** Opening Records provided block **
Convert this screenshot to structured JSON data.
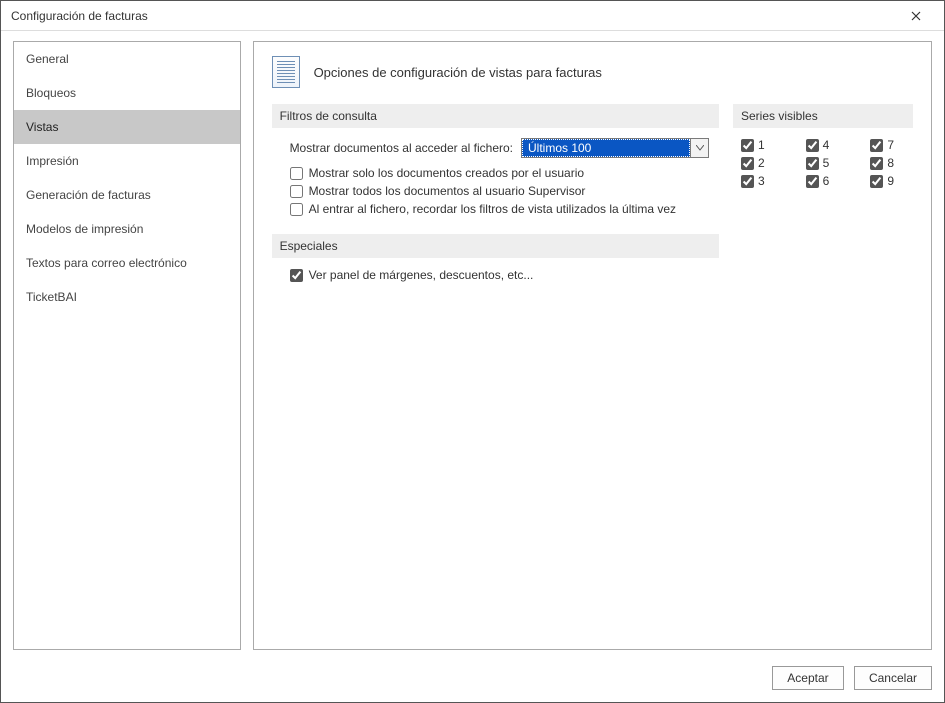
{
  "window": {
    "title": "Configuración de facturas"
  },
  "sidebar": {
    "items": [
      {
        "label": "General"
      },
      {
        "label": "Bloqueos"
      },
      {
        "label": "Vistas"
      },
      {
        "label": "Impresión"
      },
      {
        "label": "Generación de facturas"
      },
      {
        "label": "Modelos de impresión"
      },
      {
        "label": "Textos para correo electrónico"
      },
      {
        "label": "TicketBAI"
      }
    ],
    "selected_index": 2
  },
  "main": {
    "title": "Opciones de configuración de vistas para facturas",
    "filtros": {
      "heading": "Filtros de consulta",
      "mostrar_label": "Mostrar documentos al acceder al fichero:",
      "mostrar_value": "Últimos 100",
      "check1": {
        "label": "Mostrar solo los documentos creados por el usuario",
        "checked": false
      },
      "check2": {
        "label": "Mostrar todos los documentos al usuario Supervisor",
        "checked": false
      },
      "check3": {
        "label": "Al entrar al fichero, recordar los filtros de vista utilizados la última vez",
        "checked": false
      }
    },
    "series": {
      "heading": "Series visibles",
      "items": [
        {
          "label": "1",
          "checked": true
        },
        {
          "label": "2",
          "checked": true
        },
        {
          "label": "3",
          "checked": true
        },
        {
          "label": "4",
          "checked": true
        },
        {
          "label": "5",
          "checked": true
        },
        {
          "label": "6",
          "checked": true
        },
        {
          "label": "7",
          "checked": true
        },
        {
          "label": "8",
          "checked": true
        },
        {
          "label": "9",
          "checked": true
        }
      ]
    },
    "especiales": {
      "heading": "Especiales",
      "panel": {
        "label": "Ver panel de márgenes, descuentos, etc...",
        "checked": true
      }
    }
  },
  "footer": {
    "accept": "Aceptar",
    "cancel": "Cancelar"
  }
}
** Closing Records provided block **
- _Work task_:
Pictures within the entries must not be reproduced; everything else is to be restated verbatim.

- _Written solution_:
Convert this screenshot to structured JSON data.
{
  "window": {
    "title": "Configuración de facturas"
  },
  "sidebar": {
    "items": [
      {
        "label": "General"
      },
      {
        "label": "Bloqueos"
      },
      {
        "label": "Vistas"
      },
      {
        "label": "Impresión"
      },
      {
        "label": "Generación de facturas"
      },
      {
        "label": "Modelos de impresión"
      },
      {
        "label": "Textos para correo electrónico"
      },
      {
        "label": "TicketBAI"
      }
    ],
    "selected_index": 2
  },
  "main": {
    "title": "Opciones de configuración de vistas para facturas",
    "filtros": {
      "heading": "Filtros de consulta",
      "mostrar_label": "Mostrar documentos al acceder al fichero:",
      "mostrar_value": "Últimos 100",
      "check1": {
        "label": "Mostrar solo los documentos creados por el usuario",
        "checked": false
      },
      "check2": {
        "label": "Mostrar todos los documentos al usuario Supervisor",
        "checked": false
      },
      "check3": {
        "label": "Al entrar al fichero, recordar los filtros de vista utilizados la última vez",
        "checked": false
      }
    },
    "series": {
      "heading": "Series visibles",
      "items": [
        {
          "label": "1",
          "checked": true
        },
        {
          "label": "2",
          "checked": true
        },
        {
          "label": "3",
          "checked": true
        },
        {
          "label": "4",
          "checked": true
        },
        {
          "label": "5",
          "checked": true
        },
        {
          "label": "6",
          "checked": true
        },
        {
          "label": "7",
          "checked": true
        },
        {
          "label": "8",
          "checked": true
        },
        {
          "label": "9",
          "checked": true
        }
      ]
    },
    "especiales": {
      "heading": "Especiales",
      "panel": {
        "label": "Ver panel de márgenes, descuentos, etc...",
        "checked": true
      }
    }
  },
  "footer": {
    "accept": "Aceptar",
    "cancel": "Cancelar"
  }
}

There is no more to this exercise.